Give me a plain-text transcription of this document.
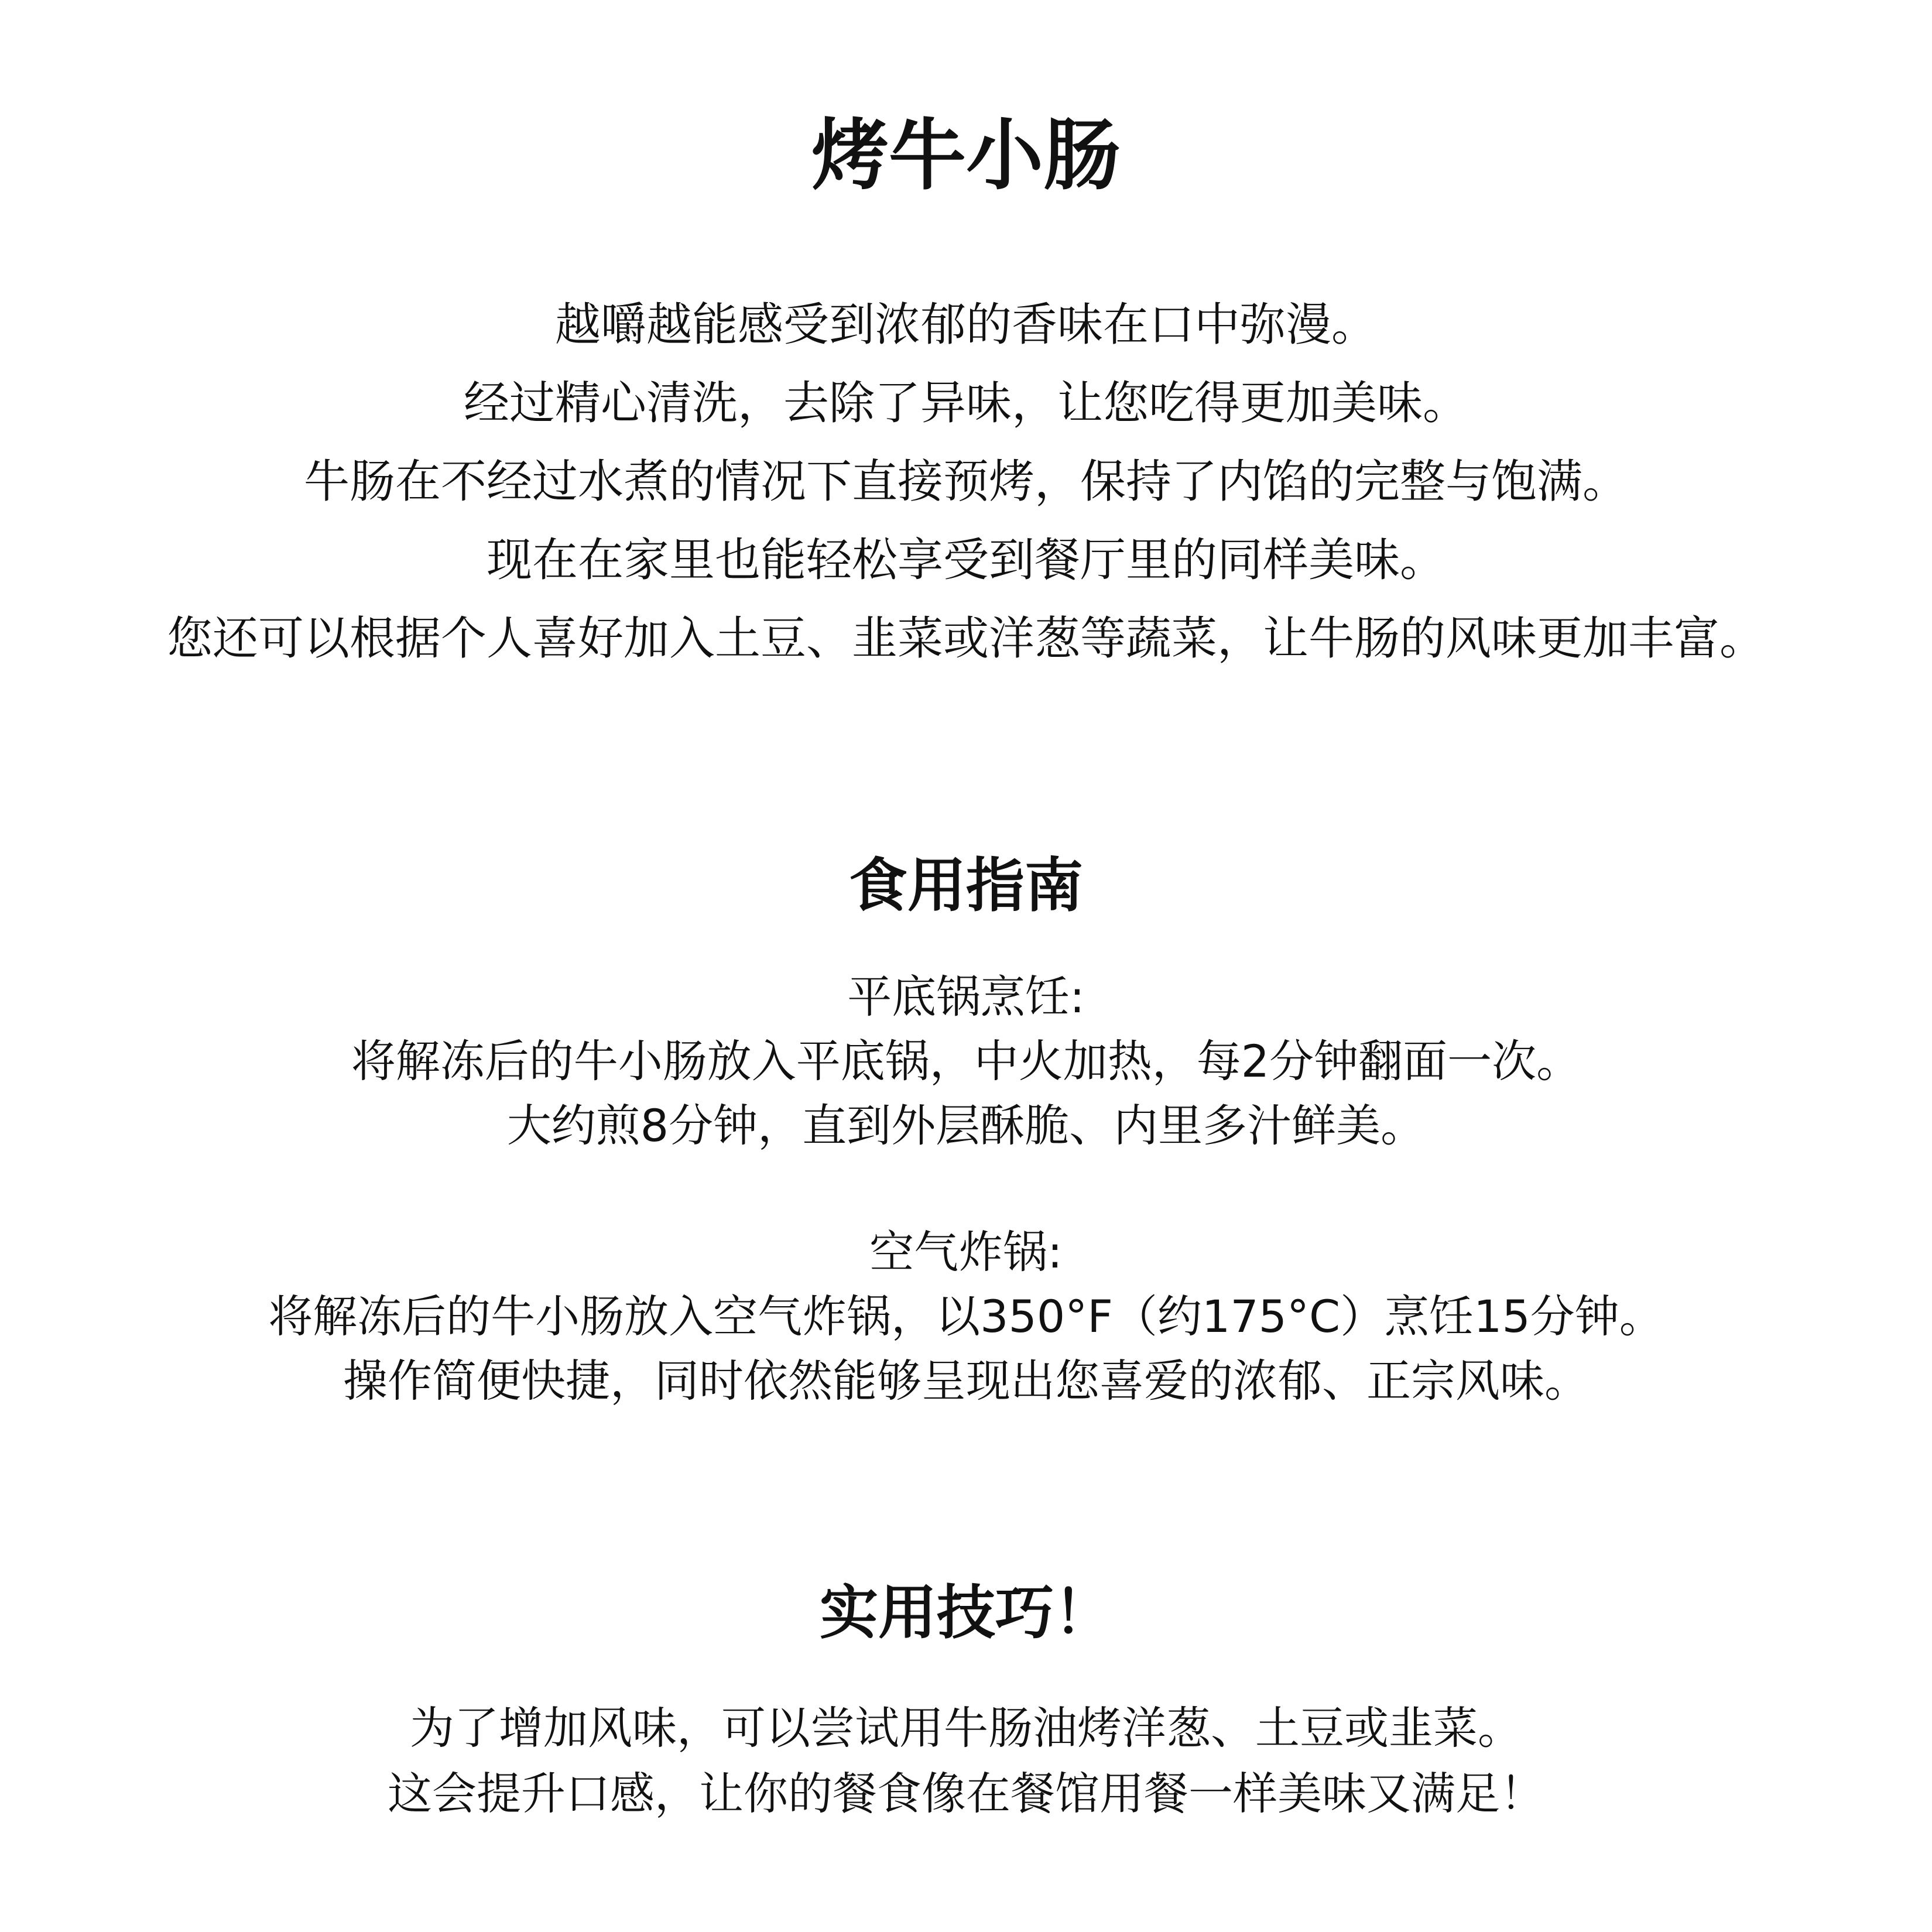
烤牛小肠

越嚼越能感受到浓郁的香味在口中弥漫。

经过精心清洗，去除了异味，让您吃得更加美味。

牛肠在不经过水煮的情况下直接预烤，保持了内馅的完整与饱满。

现在在家里也能轻松享受到餐厅里的同样美味。

您还可以根据个人喜好加入土豆、韭菜或洋葱等蔬菜，让牛肠的风味更加丰富。

食用指南

平底锅烹饪:

将解冻后的牛小肠放入平底锅，中火加热，每2分钟翻面一次。

大约煎8分钟，直到外层酥脆、内里多汁鲜美。

空气炸锅:

将解冻后的牛小肠放入空气炸锅，以350°F（约175°C）烹饪15分钟。

操作简便快捷，同时依然能够呈现出您喜爱的浓郁、正宗风味。

实用技巧！

为了增加风味，可以尝试用牛肠油烤洋葱、土豆或韭菜。

这会提升口感，让你的餐食像在餐馆用餐一样美味又满足！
-*-
Exercise aim:
Except for the pictures, reproduce every line exactly.

Answer in full:
Give me a plain-text transcription of this document.
烤牛小肠

越嚼越能感受到浓郁的香味在口中弥漫。

经过精心清洗，去除了异味，让您吃得更加美味。

牛肠在不经过水煮的情况下直接预烤，保持了内馅的完整与饱满。

现在在家里也能轻松享受到餐厅里的同样美味。

您还可以根据个人喜好加入土豆、韭菜或洋葱等蔬菜，让牛肠的风味更加丰富。

食用指南

平底锅烹饪:

将解冻后的牛小肠放入平底锅，中火加热，每2分钟翻面一次。

大约煎8分钟，直到外层酥脆、内里多汁鲜美。

空气炸锅:

将解冻后的牛小肠放入空气炸锅，以350°F（约175°C）烹饪15分钟。

操作简便快捷，同时依然能够呈现出您喜爱的浓郁、正宗风味。

实用技巧！

为了增加风味，可以尝试用牛肠油烤洋葱、土豆或韭菜。

这会提升口感，让你的餐食像在餐馆用餐一样美味又满足！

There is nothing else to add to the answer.